**The problem:**
Your task is to copy the listing exactly, with the pictures left out.

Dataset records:
● ● ● ●

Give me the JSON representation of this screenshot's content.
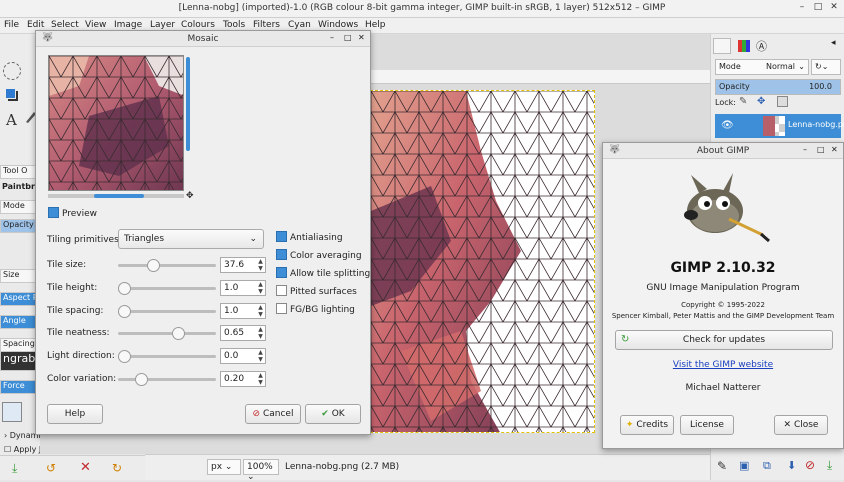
{
  "window": {
    "title": "[Lenna-nobg] (imported)-1.0 (RGB colour 8-bit gamma integer, GIMP built-in sRGB, 1 layer) 512x512 – GIMP"
  },
  "menu": [
    "File",
    "Edit",
    "Select",
    "View",
    "Image",
    "Layer",
    "Colours",
    "Tools",
    "Filters",
    "Cyan",
    "Windows",
    "Help"
  ],
  "toolbox": {
    "tool_options_tab": "Tool O",
    "paintbrush_label": "Paintbrus",
    "mode_label": "Mode",
    "opacity_label": "Opacity",
    "size_label": "Size",
    "aspect_label": "Aspect R",
    "angle_label": "Angle",
    "spacing_label": "Spacing",
    "brush_name": "ngrab",
    "force_label": "Force",
    "dynamics_label": "Dynamics Options",
    "apply_jitter_label": "Apply Jitter"
  },
  "statusbar": {
    "unit": "px",
    "zoom": "100%",
    "file_info": "Lenna-nobg.png (2.7 MB)"
  },
  "dock": {
    "mode_label": "Mode",
    "mode_value": "Normal",
    "opacity_label": "Opacity",
    "opacity_value": "100.0",
    "lock_label": "Lock:",
    "layer_name": "Lenna-nobg.pn"
  },
  "mosaic": {
    "title": "Mosaic",
    "preview_label": "Preview",
    "tiling_label": "Tiling primitives:",
    "tiling_value": "Triangles",
    "params": [
      {
        "label": "Tile size:",
        "value": "37.6",
        "fraction": 0.36
      },
      {
        "label": "Tile height:",
        "value": "1.0",
        "fraction": 0.06
      },
      {
        "label": "Tile spacing:",
        "value": "1.0",
        "fraction": 0.06
      },
      {
        "label": "Tile neatness:",
        "value": "0.65",
        "fraction": 0.62
      },
      {
        "label": "Light direction:",
        "value": "0.0",
        "fraction": 0.06
      },
      {
        "label": "Color variation:",
        "value": "0.20",
        "fraction": 0.22
      }
    ],
    "options": [
      {
        "label": "Antialiasing",
        "checked": true
      },
      {
        "label": "Color averaging",
        "checked": true
      },
      {
        "label": "Allow tile splitting",
        "checked": true
      },
      {
        "label": "Pitted surfaces",
        "checked": false
      },
      {
        "label": "FG/BG lighting",
        "checked": false
      }
    ],
    "help_label": "Help",
    "cancel_label": "Cancel",
    "ok_label": "OK"
  },
  "about": {
    "title": "About GIMP",
    "product": "GIMP 2.10.32",
    "subtitle": "GNU Image Manipulation Program",
    "copyright": "Copyright © 1995-2022",
    "authors": "Spencer Kimball, Peter Mattis and the GIMP Development Team",
    "check_updates_label": "Check for updates",
    "website_label": "Visit the GIMP website",
    "author_name": "Michael Natterer",
    "credits_label": "Credits",
    "license_label": "License",
    "close_label": "Close"
  },
  "colors": {
    "accent": "#3d8ed6",
    "link": "#1a3fbf",
    "skin_dark": "#7a3b54",
    "skin_light": "#e8a58f"
  }
}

● ● ● ●

**The result:**
Give me the JSON representation of this screenshot's content.
{
  "window": {
    "title": "[Lenna-nobg] (imported)-1.0 (RGB colour 8-bit gamma integer, GIMP built-in sRGB, 1 layer) 512x512 – GIMP"
  },
  "menu": [
    "File",
    "Edit",
    "Select",
    "View",
    "Image",
    "Layer",
    "Colours",
    "Tools",
    "Filters",
    "Cyan",
    "Windows",
    "Help"
  ],
  "toolbox": {
    "tool_options_tab": "Tool O",
    "paintbrush_label": "Paintbrus",
    "mode_label": "Mode",
    "opacity_label": "Opacity",
    "size_label": "Size",
    "aspect_label": "Aspect R",
    "angle_label": "Angle",
    "spacing_label": "Spacing",
    "brush_name": "ngrab",
    "force_label": "Force",
    "dynamics_label": "Dynamics Options",
    "apply_jitter_label": "Apply Jitter"
  },
  "statusbar": {
    "unit": "px",
    "zoom": "100%",
    "file_info": "Lenna-nobg.png (2.7 MB)"
  },
  "dock": {
    "mode_label": "Mode",
    "mode_value": "Normal",
    "opacity_label": "Opacity",
    "opacity_value": "100.0",
    "lock_label": "Lock:",
    "layer_name": "Lenna-nobg.pn"
  },
  "mosaic": {
    "title": "Mosaic",
    "preview_label": "Preview",
    "tiling_label": "Tiling primitives:",
    "tiling_value": "Triangles",
    "params": [
      {
        "label": "Tile size:",
        "value": "37.6",
        "fraction": 0.36
      },
      {
        "label": "Tile height:",
        "value": "1.0",
        "fraction": 0.06
      },
      {
        "label": "Tile spacing:",
        "value": "1.0",
        "fraction": 0.06
      },
      {
        "label": "Tile neatness:",
        "value": "0.65",
        "fraction": 0.62
      },
      {
        "label": "Light direction:",
        "value": "0.0",
        "fraction": 0.06
      },
      {
        "label": "Color variation:",
        "value": "0.20",
        "fraction": 0.22
      }
    ],
    "options": [
      {
        "label": "Antialiasing",
        "checked": true
      },
      {
        "label": "Color averaging",
        "checked": true
      },
      {
        "label": "Allow tile splitting",
        "checked": true
      },
      {
        "label": "Pitted surfaces",
        "checked": false
      },
      {
        "label": "FG/BG lighting",
        "checked": false
      }
    ],
    "help_label": "Help",
    "cancel_label": "Cancel",
    "ok_label": "OK"
  },
  "about": {
    "title": "About GIMP",
    "product": "GIMP 2.10.32",
    "subtitle": "GNU Image Manipulation Program",
    "copyright": "Copyright © 1995-2022",
    "authors": "Spencer Kimball, Peter Mattis and the GIMP Development Team",
    "check_updates_label": "Check for updates",
    "website_label": "Visit the GIMP website",
    "author_name": "Michael Natterer",
    "credits_label": "Credits",
    "license_label": "License",
    "close_label": "Close"
  },
  "colors": {
    "accent": "#3d8ed6",
    "link": "#1a3fbf",
    "skin_dark": "#7a3b54",
    "skin_light": "#e8a58f"
  }
}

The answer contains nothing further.